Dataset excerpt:
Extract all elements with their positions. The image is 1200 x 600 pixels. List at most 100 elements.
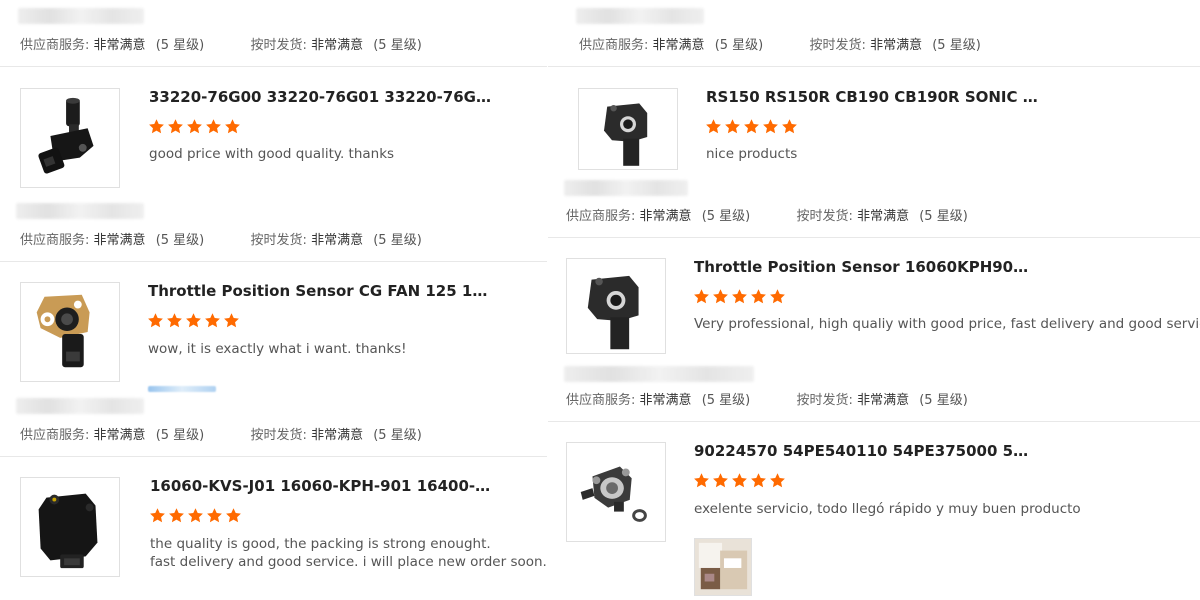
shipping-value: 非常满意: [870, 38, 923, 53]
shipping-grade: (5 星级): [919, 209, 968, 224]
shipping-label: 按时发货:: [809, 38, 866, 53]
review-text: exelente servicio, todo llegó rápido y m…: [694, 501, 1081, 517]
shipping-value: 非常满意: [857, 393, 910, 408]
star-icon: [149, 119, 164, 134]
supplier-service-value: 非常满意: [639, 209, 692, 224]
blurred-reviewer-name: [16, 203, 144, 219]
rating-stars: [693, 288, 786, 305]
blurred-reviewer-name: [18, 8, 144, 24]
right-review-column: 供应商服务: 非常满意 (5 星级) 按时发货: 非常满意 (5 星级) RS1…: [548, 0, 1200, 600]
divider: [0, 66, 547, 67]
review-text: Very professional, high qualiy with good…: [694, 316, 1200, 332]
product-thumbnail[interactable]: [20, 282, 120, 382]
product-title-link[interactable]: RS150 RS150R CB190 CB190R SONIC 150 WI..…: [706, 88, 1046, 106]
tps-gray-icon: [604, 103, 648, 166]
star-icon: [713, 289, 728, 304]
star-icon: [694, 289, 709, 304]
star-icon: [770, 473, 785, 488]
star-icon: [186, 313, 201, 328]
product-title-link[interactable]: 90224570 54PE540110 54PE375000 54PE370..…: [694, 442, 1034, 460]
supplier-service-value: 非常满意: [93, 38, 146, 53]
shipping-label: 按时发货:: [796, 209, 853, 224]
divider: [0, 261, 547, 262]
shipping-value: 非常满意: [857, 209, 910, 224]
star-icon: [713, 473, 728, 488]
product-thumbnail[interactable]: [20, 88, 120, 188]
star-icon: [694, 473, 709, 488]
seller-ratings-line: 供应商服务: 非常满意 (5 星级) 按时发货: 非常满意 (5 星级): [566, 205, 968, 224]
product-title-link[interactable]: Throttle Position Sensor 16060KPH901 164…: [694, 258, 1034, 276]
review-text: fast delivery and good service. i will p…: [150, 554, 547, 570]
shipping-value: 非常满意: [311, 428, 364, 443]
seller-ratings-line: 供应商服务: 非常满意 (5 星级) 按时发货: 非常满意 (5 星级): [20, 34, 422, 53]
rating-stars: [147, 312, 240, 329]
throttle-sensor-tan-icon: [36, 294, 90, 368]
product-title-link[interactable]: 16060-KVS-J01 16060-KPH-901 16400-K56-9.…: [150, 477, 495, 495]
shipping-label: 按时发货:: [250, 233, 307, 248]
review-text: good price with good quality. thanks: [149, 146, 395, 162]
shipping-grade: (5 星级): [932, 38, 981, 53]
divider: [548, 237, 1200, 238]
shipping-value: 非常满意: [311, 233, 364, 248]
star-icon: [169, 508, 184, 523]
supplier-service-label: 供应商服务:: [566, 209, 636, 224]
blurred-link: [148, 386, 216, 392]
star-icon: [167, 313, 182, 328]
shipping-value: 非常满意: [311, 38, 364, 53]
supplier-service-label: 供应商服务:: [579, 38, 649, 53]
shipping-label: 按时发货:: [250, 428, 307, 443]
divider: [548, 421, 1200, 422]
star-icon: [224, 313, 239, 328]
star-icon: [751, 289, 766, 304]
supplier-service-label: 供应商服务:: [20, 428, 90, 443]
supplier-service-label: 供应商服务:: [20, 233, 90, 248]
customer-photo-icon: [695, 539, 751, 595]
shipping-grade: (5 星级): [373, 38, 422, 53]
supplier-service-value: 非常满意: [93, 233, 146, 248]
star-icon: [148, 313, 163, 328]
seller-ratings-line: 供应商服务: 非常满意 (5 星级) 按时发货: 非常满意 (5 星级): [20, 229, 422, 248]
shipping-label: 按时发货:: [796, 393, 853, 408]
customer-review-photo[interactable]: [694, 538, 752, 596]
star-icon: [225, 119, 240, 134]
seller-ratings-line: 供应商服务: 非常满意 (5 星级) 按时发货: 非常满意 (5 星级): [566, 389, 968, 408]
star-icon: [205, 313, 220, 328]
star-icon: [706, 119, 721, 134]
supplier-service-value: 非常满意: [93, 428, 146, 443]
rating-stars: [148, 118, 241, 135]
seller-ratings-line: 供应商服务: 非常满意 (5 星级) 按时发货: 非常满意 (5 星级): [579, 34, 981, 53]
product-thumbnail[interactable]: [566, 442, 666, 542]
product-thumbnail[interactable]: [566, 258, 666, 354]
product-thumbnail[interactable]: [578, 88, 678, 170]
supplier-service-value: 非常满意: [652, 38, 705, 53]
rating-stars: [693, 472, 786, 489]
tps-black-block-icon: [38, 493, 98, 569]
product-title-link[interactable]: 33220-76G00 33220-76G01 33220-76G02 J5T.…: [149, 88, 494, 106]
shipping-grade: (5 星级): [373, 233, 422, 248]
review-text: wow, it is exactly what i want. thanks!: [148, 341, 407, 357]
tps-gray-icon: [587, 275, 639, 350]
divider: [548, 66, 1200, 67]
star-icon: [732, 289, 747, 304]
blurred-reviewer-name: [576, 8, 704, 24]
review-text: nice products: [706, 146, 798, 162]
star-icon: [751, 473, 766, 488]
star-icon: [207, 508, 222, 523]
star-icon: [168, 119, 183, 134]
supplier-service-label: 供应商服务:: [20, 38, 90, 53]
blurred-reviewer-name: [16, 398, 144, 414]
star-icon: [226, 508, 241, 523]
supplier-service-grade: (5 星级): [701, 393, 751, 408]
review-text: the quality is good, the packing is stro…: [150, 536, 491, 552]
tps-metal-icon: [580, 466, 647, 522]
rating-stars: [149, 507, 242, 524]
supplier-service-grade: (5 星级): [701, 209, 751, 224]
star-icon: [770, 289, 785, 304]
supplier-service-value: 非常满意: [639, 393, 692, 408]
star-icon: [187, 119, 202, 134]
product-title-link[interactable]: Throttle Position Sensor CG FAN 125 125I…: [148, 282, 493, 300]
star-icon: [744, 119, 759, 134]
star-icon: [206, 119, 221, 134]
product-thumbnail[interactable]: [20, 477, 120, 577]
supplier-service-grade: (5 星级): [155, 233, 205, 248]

Short problem: Rename "blurred-reviewer-name" to "masked-reviewer-name" in the entries from the line with "shipping-value: 非常满意: [870, 38, 923, 53]" to the line with "divider: [0, 66, 547, 67]", and return only those lines with nothing else changed.

Exercise solution:
shipping-value: 非常满意: [870, 38, 923, 53]
shipping-grade: (5 星级): [919, 209, 968, 224]
shipping-label: 按时发货:: [809, 38, 866, 53]
review-text: exelente servicio, todo llegó rápido y m…: [694, 501, 1081, 517]
shipping-value: 非常满意: [857, 393, 910, 408]
star-icon: [149, 119, 164, 134]
supplier-service-value: 非常满意: [639, 209, 692, 224]
masked-reviewer-name: [16, 203, 144, 219]
rating-stars: [693, 288, 786, 305]
masked-reviewer-name: [18, 8, 144, 24]
right-review-column: 供应商服务: 非常满意 (5 星级) 按时发货: 非常满意 (5 星级) RS1…: [548, 0, 1200, 600]
divider: [0, 66, 547, 67]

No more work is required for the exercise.